══ INFORMATION SUPPLIED

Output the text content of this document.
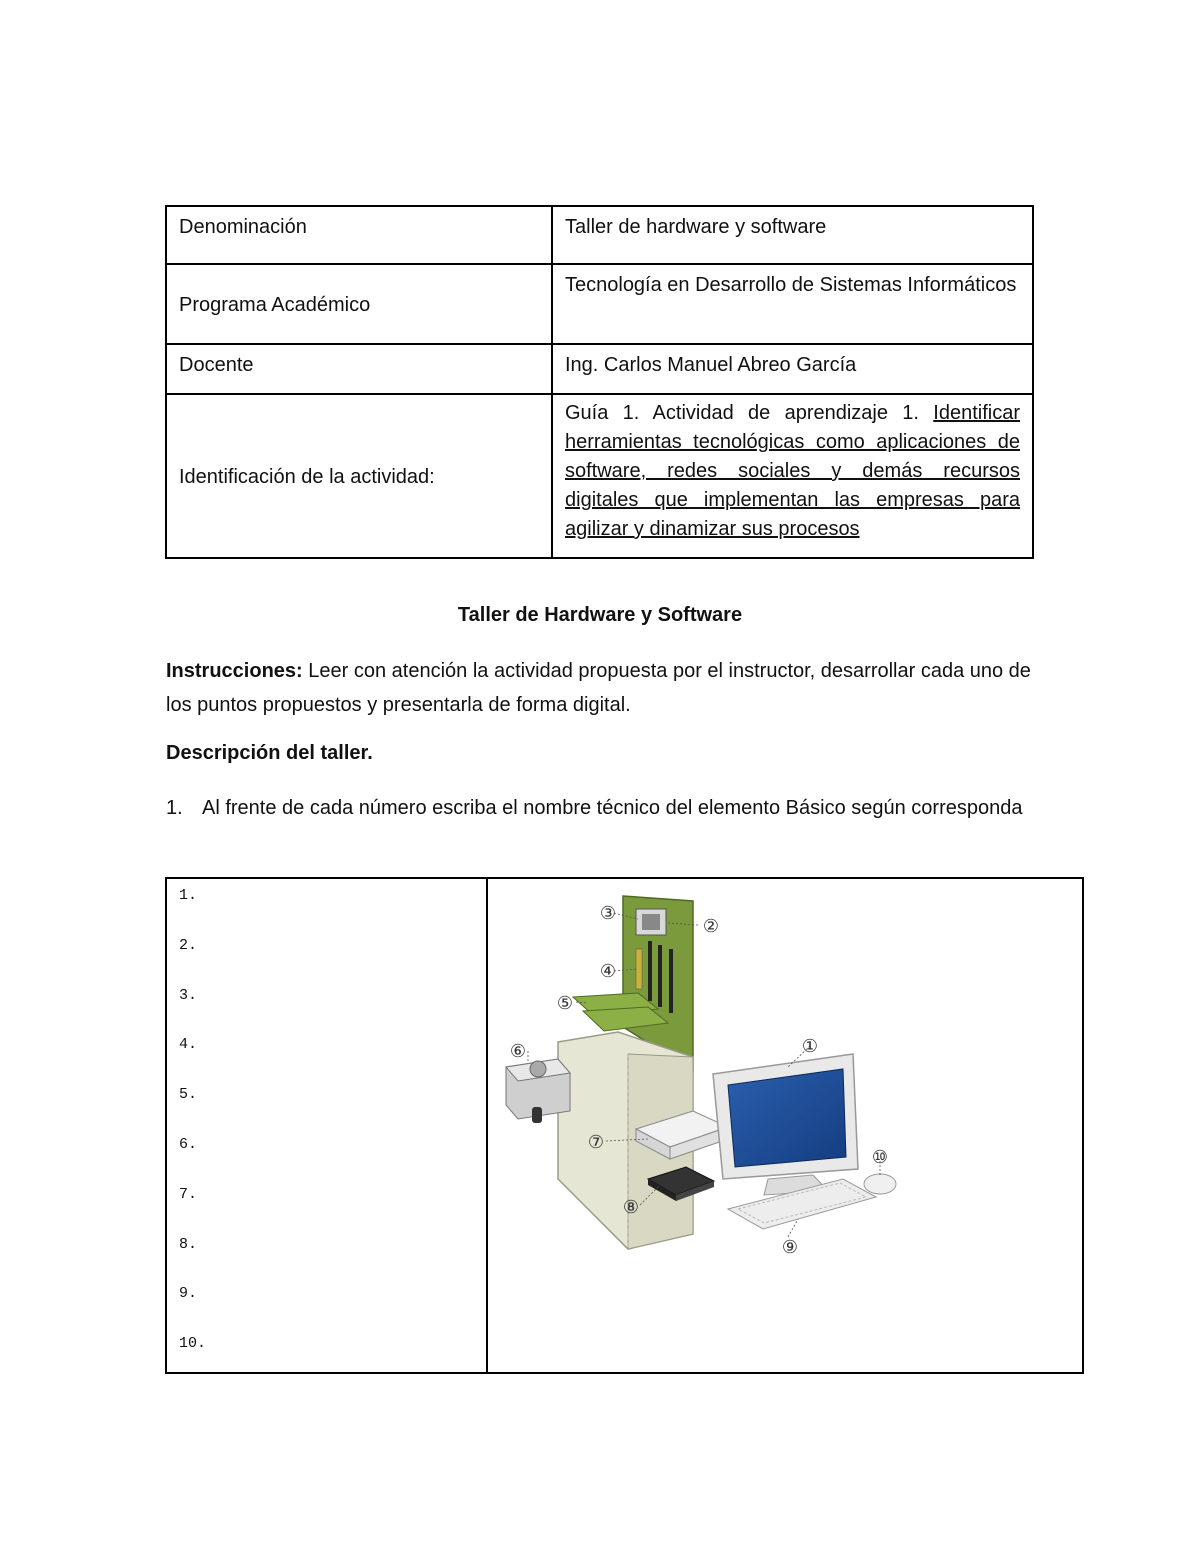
Denominación	Taller de hardware y software
Programa Académico	Tecnología en Desarrollo de Sistemas Informáticos
Docente	Ing. Carlos Manuel Abreo García
Identificación de la actividad:	Guía 1. Actividad de aprendizaje 1. Identificar herramientas tecnológicas como aplicaciones de software, redes sociales y demás recursos digitales que implementan las empresas para agilizar y dinamizar sus procesos
Taller de Hardware y Software
Instrucciones: Leer con atención la actividad propuesta por el instructor, desarrollar cada uno de los puntos propuestos y presentarla de forma digital.
Descripción del taller.
1. Al frente de cada número escriba el nombre técnico del elemento Básico según corresponda
1.
2.
3.
4.
5.
6.
7.
8.
9.
10.
①
②
③
④
⑤
⑥
⑦
⑧
⑨
⑩
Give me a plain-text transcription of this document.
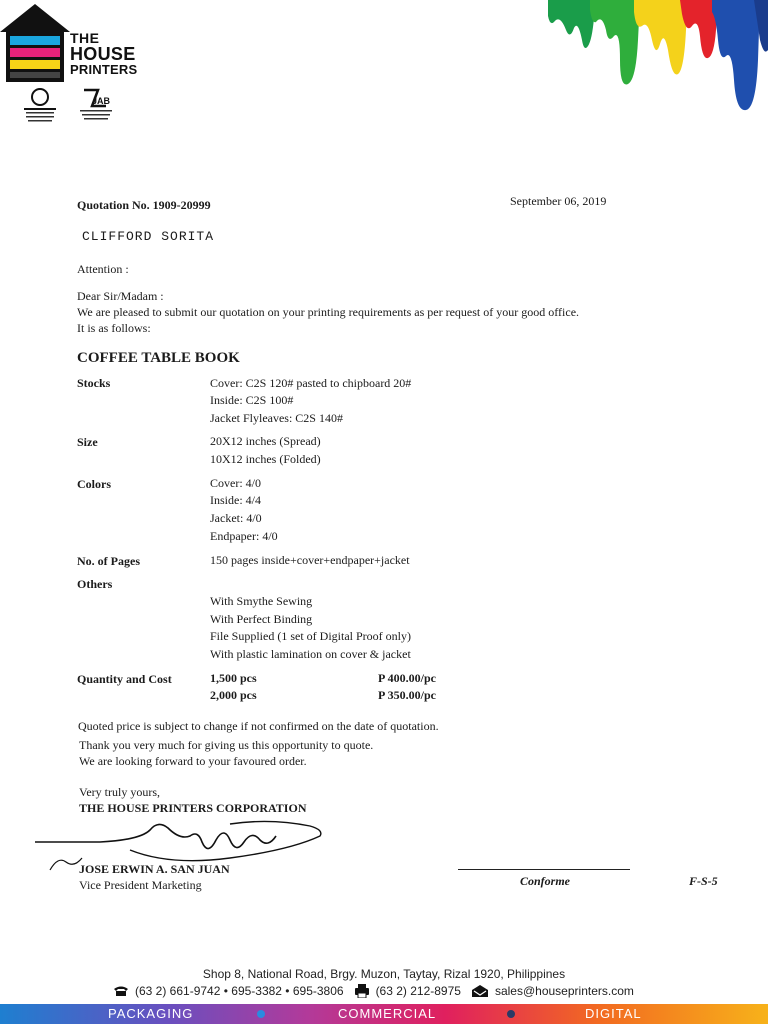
THE
HOUSE
PRINTERS
JAB
Quotation No. 1909-20999	September 06, 2019
CLIFFORD SORITA
Attention :
Dear Sir/Madam :
We are pleased to submit our quotation on your printing requirements as per request of your good office.
It is as follows:
COFFEE TABLE BOOK
Stocks	Cover: C2S 120# pasted to chipboard 20#
Inside: C2S 100#
Jacket Flyleaves: C2S 140#
Size	20X12 inches (Spread)
10X12 inches (Folded)
Colors	Cover: 4/0
Inside: 4/4
Jacket: 4/0
Endpaper: 4/0
No. of Pages	150 pages inside+cover+endpaper+jacket
Others
With Smythe Sewing
With Perfect Binding
File Supplied (1 set of Digital Proof only)
With plastic lamination on cover & jacket
Quantity and Cost	1,500 pcs	P 400.00/pc
2,000 pcs	P 350.00/pc
Quoted price is subject to change if not confirmed on the date of quotation.
Thank you very much for giving us this opportunity to quote.
We are looking forward to your favoured order.
Very truly yours,
THE HOUSE PRINTERS CORPORATION
JOSE ERWIN A. SAN JUAN
Vice President Marketing	Conforme	F-S-5
Shop 8, National Road, Brgy. Muzon, Taytay, Rizal 1920, Philippines
(63 2) 661-9742 • 695-3382 • 695-3806	(63 2) 212-8975	sales@houseprinters.com
PACKAGING	COMMERCIAL	DIGITAL
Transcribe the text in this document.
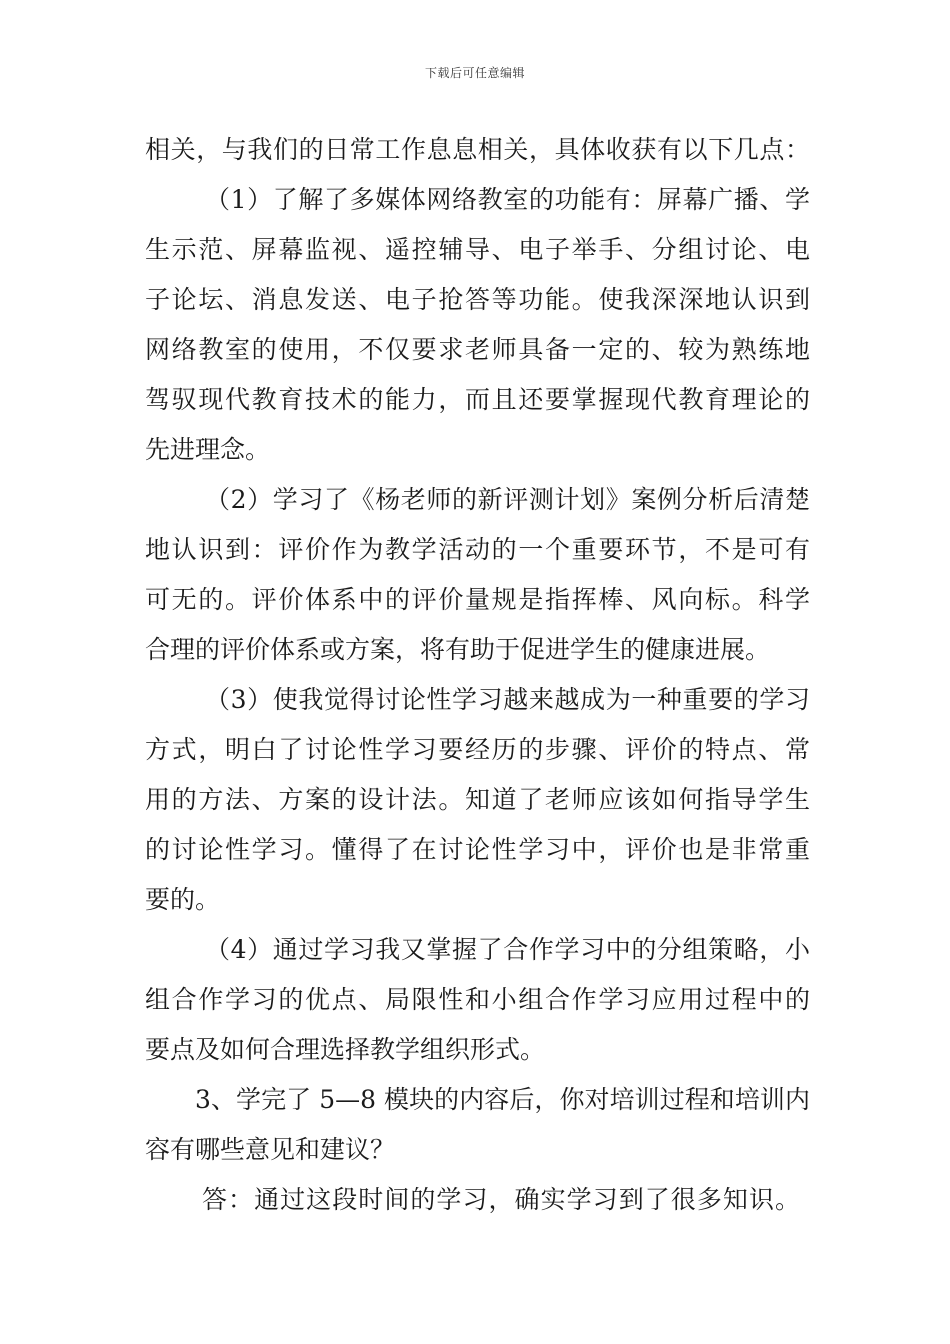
下载后可任意编辑
相关，与我们的日常工作息息相关，具体收获有以下几点：
（1）了解了多媒体网络教室的功能有：屏幕广播、学
生示范、屏幕监视、遥控辅导、电子举手、分组讨论、电
子论坛、消息发送、电子抢答等功能。使我深深地认识到
网络教室的使用，不仅要求老师具备一定的、较为熟练地
驾驭现代教育技术的能力，而且还要掌握现代教育理论的
先进理念。
（2）学习了《杨老师的新评测计划》案例分析后清楚
地认识到：评价作为教学活动的一个重要环节，不是可有
可无的。评价体系中的评价量规是指挥棒、风向标。科学
合理的评价体系或方案，将有助于促进学生的健康进展。
（3）使我觉得讨论性学习越来越成为一种重要的学习
方式，明白了讨论性学习要经历的步骤、评价的特点、常
用的方法、方案的设计法。知道了老师应该如何指导学生
的讨论性学习。懂得了在讨论性学习中，评价也是非常重
要的。
（4）通过学习我又掌握了合作学习中的分组策略，小
组合作学习的优点、局限性和小组合作学习应用过程中的
要点及如何合理选择教学组织形式。
3、学完了 5—8 模块的内容后，你对培训过程和培训内
容有哪些意见和建议？
答：通过这段时间的学习，确实学习到了很多知识。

════

PROBLEM REQUIREMENTS —
Identify and list each line with the word "this".

SOLUTION TO THE PROBLEM —
Output the text content of this document.
Give me a plain-text transcription of this document.
Thank you very much for giving us this opportunity to quote.
Transcribe the text in this document.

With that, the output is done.